[Dataset rows]
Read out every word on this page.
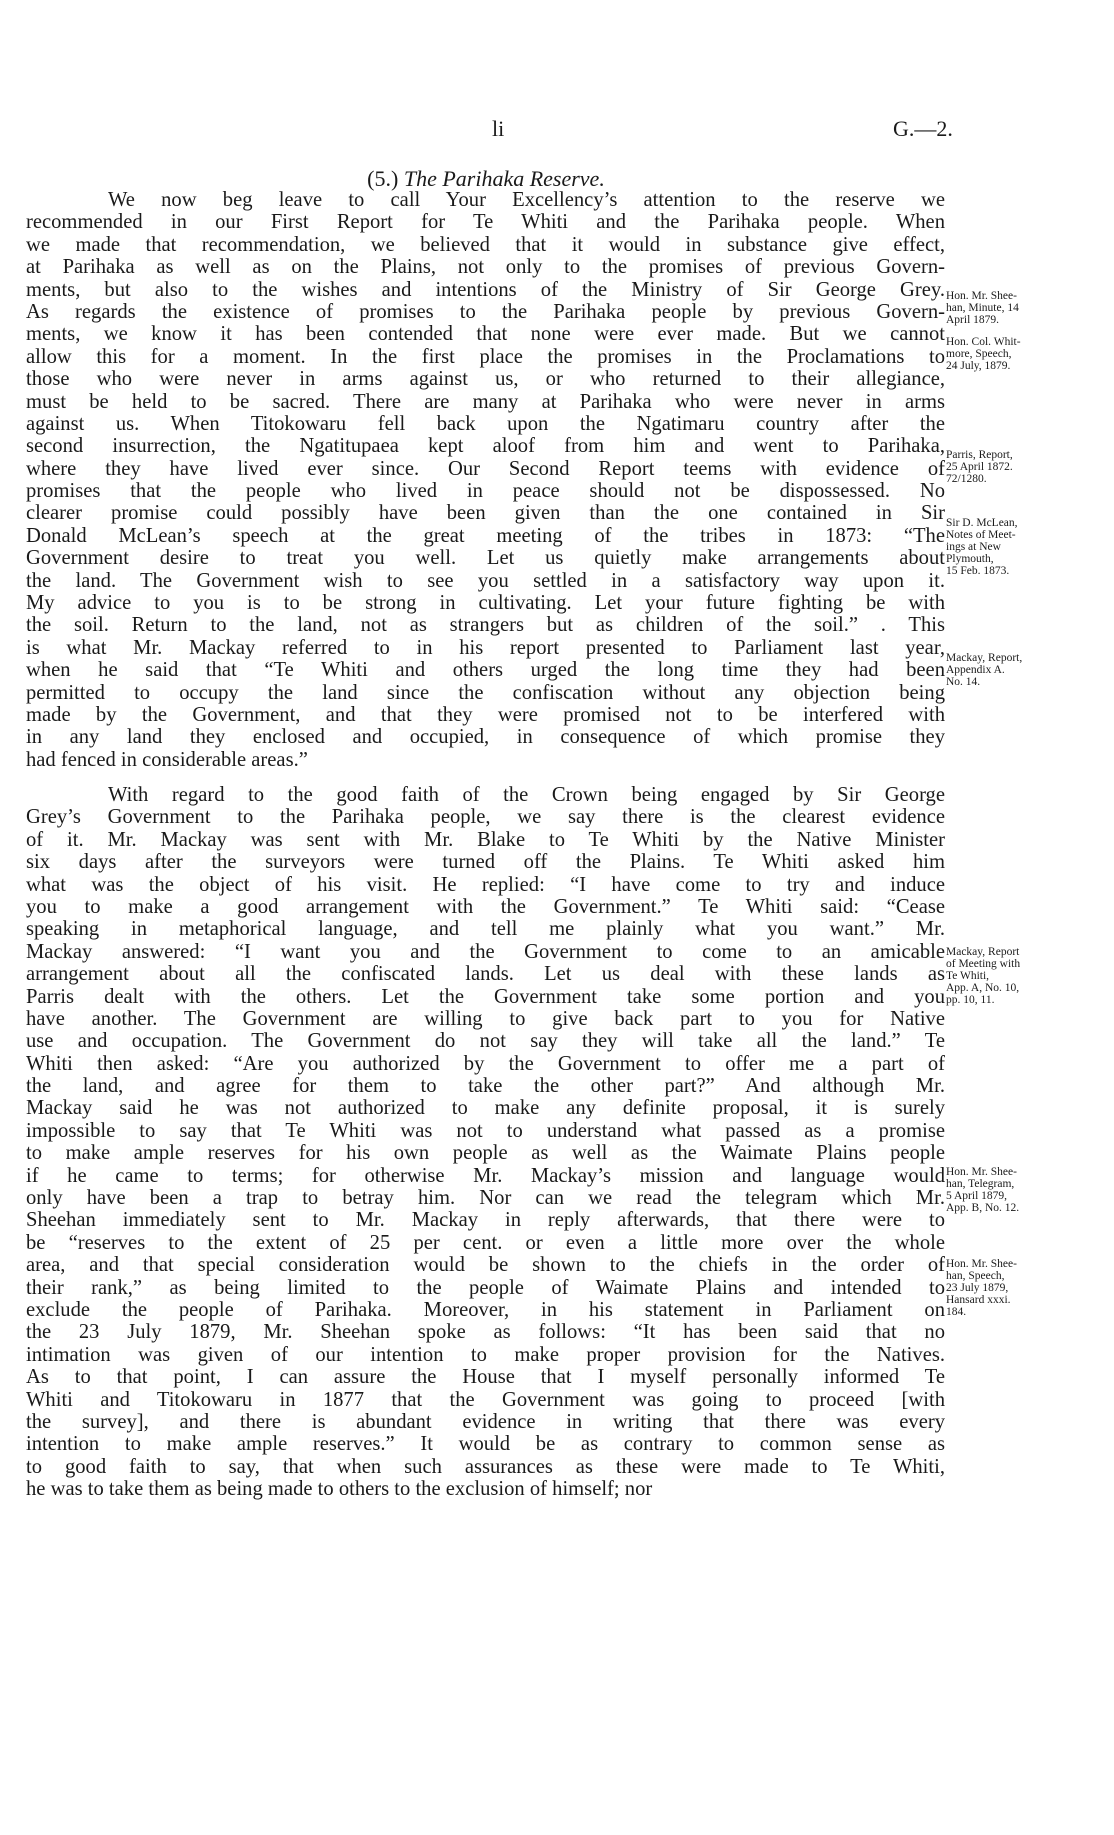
li	G.—2.
(5.) The Parihaka Reserve.

We now beg leave to call Your Excellency’s attention to the reserve we
recommended in our First Report for Te Whiti and the Parihaka people. When
we made that recommendation, we believed that it would in substance give effect,
at Parihaka as well as on the Plains, not only to the promises of previous Govern-
ments, but also to the wishes and intentions of the Ministry of Sir George Grey.
As regards the existence of promises to the Parihaka people by previous Govern-
ments, we know it has been contended that none were ever made. But we cannot
allow this for a moment. In the first place the promises in the Proclamations to
those who were never in arms against us, or who returned to their allegiance,
must be held to be sacred. There are many at Parihaka who were never in arms
against us. When Titokowaru fell back upon the Ngatimaru country after the
second insurrection, the Ngatitupaea kept aloof from him and went to Parihaka,
where they have lived ever since. Our Second Report teems with evidence of
promises that the people who lived in peace should not be dispossessed. No
clearer promise could possibly have been given than the one contained in Sir
Donald McLean’s speech at the great meeting of the tribes in 1873: “The
Government desire to treat you well. Let us quietly make arrangements about
the land. The Government wish to see you settled in a satisfactory way upon it.
My advice to you is to be strong in cultivating. Let your future fighting be with
the soil. Return to the land, not as strangers but as children of the soil.” . This
is what Mr. Mackay referred to in his report presented to Parliament last year,
when he said that “Te Whiti and others urged the long time they had been
permitted to occupy the land since the confiscation without any objection being
made by the Government, and that they were promised not to be interfered with
in any land they enclosed and occupied, in consequence of which promise they
had fenced in considerable areas.”

With regard to the good faith of the Crown being engaged by Sir George
Grey’s Government to the Parihaka people, we say there is the clearest evidence
of it. Mr. Mackay was sent with Mr. Blake to Te Whiti by the Native Minister
six days after the surveyors were turned off the Plains. Te Whiti asked him
what was the object of his visit. He replied: “I have come to try and induce
you to make a good arrangement with the Government.” Te Whiti said: “Cease
speaking in metaphorical language, and tell me plainly what you want.” Mr.
Mackay answered: “I want you and the Government to come to an amicable
arrangement about all the confiscated lands. Let us deal with these lands as
Parris dealt with the others. Let the Government take some portion and you
have another. The Government are willing to give back part to you for Native
use and occupation. The Government do not say they will take all the land.” Te
Whiti then asked: “Are you authorized by the Government to offer me a part of
the land, and agree for them to take the other part?” And although Mr.
Mackay said he was not authorized to make any definite proposal, it is surely
impossible to say that Te Whiti was not to understand what passed as a promise
to make ample reserves for his own people as well as the Waimate Plains people
if he came to terms; for otherwise Mr. Mackay’s mission and language would
only have been a trap to betray him. Nor can we read the telegram which Mr.
Sheehan immediately sent to Mr. Mackay in reply afterwards, that there were to
be “reserves to the extent of 25 per cent. or even a little more over the whole
area, and that special consideration would be shown to the chiefs in the order of
their rank,” as being limited to the people of Waimate Plains and intended to
exclude the people of Parihaka. Moreover, in his statement in Parliament on
the 23 July 1879, Mr. Sheehan spoke as follows: “It has been said that no
intimation was given of our intention to make proper provision for the Natives.
As to that point, I can assure the House that I myself personally informed Te
Whiti and Titokowaru in 1877 that the Government was going to proceed [with
the survey], and there is abundant evidence in writing that there was every
intention to make ample reserves.” It would be as contrary to common sense as
to good faith to say, that when such assurances as these were made to Te Whiti,
he was to take them as being made to others to the exclusion of himself; nor

Hon. Mr. Shee-
han, Minute, 14
April 1879.
Hon. Col. Whit-
more, Speech,
24 July, 1879.
Parris, Report,
25 April 1872.
72/1280.
Sir D. McLean,
Notes of Meet-
ings at New
Plymouth,
15 Feb. 1873.
Mackay, Report,
Appendix A.
No. 14.
Mackay, Report
of Meeting with
Te Whiti,
App. A, No. 10,
pp. 10, 11.
Hon. Mr. Shee-
han, Telegram,
5 April 1879,
App. B, No. 12.
Hon. Mr. Shee-
han, Speech,
23 July 1879,
Hansard xxxi.
184.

Problem statement -> Select every line of the material above holding the word "Whiti" and copy it.

Finished task ->
recommended in our First Report for Te Whiti and the Parihaka people. When
when he said that “Te Whiti and others urged the long time they had been
of it. Mr. Mackay was sent with Mr. Blake to Te Whiti by the Native Minister
six days after the surveyors were turned off the Plains. Te Whiti asked him
you to make a good arrangement with the Government.” Te Whiti said: “Cease
Whiti then asked: “Are you authorized by the Government to offer me a part of
impossible to say that Te Whiti was not to understand what passed as a promise
Whiti and Titokowaru in 1877 that the Government was going to proceed [with
to good faith to say, that when such assurances as these were made to Te Whiti,
Te Whiti,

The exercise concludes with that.